Exercise requirements: Answer with nothing but a number: how many lines include the word "from"?

(Stored entries)
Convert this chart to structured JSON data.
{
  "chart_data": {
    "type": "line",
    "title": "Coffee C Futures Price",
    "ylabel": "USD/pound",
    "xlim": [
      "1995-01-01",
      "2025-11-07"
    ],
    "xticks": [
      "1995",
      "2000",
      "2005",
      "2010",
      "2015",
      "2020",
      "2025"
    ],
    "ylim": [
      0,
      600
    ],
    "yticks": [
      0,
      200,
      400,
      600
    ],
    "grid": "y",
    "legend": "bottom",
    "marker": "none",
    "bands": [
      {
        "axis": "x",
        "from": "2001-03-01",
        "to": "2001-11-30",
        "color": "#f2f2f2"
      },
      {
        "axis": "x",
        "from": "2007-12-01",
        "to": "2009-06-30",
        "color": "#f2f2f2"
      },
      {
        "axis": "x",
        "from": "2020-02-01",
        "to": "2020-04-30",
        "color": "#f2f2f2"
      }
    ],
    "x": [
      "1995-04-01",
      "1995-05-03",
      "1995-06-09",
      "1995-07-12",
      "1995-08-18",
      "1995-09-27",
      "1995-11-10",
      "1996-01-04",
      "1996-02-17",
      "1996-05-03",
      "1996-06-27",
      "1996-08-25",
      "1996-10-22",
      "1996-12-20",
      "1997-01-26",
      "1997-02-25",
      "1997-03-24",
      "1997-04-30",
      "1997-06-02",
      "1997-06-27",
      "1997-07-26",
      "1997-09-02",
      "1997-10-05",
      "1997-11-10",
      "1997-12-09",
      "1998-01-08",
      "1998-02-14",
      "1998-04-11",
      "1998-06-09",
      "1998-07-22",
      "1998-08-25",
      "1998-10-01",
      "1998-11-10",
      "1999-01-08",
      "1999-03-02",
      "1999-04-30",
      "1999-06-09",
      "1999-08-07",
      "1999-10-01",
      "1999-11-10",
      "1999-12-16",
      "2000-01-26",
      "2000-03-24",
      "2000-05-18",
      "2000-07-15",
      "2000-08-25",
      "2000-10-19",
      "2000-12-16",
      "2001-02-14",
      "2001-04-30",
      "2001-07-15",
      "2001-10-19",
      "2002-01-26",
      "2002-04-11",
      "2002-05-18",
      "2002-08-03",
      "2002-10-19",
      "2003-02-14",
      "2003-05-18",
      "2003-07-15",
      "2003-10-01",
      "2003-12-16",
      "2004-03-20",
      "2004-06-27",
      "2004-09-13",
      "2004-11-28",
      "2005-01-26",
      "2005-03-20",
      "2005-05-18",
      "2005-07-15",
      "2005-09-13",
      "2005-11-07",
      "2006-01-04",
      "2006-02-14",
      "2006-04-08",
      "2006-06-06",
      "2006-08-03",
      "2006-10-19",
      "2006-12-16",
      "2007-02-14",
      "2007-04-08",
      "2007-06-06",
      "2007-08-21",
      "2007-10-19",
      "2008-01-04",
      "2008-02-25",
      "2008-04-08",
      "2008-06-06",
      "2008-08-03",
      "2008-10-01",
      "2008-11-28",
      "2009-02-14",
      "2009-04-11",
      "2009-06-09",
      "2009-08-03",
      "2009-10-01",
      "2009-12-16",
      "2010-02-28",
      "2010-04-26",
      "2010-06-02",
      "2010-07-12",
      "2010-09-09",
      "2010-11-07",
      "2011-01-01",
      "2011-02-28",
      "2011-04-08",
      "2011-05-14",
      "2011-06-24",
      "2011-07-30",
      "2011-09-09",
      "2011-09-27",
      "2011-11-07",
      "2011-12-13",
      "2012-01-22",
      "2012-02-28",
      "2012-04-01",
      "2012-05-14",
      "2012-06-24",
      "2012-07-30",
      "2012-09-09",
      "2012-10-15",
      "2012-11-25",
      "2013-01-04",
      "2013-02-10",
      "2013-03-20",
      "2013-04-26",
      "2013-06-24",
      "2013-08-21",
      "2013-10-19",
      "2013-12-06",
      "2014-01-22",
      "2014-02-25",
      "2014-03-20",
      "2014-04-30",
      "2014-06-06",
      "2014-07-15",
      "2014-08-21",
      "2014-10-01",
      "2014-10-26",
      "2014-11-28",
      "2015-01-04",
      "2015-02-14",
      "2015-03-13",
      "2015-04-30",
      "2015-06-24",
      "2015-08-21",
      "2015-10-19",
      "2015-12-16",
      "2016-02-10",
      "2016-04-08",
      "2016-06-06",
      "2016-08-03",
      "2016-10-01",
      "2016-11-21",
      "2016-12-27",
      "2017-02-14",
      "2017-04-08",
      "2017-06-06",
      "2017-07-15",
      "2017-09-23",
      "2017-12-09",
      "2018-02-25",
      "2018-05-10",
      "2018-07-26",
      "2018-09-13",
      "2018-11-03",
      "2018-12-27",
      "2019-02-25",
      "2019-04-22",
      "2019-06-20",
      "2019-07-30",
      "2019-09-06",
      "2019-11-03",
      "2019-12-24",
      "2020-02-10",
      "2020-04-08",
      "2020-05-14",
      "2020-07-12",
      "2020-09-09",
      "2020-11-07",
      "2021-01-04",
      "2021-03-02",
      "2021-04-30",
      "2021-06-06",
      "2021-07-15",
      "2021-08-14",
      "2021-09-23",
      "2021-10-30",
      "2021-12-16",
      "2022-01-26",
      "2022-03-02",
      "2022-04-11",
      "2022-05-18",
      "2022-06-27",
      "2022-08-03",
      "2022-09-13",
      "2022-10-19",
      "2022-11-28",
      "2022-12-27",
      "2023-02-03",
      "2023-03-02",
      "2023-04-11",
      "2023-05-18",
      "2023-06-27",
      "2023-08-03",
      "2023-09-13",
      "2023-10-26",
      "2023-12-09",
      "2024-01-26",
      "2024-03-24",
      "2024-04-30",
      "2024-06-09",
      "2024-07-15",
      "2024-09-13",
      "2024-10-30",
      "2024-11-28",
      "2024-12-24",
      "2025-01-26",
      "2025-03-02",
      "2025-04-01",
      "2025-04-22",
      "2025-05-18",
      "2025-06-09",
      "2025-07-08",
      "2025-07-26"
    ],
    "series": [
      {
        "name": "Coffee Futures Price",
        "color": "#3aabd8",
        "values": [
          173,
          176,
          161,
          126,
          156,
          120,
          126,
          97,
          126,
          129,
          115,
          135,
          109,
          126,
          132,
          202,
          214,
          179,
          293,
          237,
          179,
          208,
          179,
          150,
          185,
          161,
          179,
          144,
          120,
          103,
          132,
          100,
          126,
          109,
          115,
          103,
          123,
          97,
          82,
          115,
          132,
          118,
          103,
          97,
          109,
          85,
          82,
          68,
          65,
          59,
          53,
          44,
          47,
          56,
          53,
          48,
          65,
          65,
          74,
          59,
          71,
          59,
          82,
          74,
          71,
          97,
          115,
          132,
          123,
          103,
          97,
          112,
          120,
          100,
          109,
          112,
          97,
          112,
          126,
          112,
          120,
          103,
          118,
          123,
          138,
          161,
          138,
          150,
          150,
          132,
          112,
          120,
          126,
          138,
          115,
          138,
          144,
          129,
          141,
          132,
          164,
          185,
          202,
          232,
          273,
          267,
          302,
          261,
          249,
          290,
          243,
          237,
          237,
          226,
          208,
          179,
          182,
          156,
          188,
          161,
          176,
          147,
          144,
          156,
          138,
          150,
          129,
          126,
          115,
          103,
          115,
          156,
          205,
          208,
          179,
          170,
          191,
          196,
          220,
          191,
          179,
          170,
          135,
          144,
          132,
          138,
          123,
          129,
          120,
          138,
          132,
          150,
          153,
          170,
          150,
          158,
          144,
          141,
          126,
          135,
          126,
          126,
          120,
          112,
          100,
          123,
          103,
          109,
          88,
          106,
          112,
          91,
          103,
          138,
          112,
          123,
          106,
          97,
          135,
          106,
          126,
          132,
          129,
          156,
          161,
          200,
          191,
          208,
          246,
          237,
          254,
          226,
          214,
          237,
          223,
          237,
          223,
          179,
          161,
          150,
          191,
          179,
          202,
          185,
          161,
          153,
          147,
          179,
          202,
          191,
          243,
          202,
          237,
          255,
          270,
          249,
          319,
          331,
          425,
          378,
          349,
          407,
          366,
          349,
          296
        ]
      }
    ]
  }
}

The answer: 3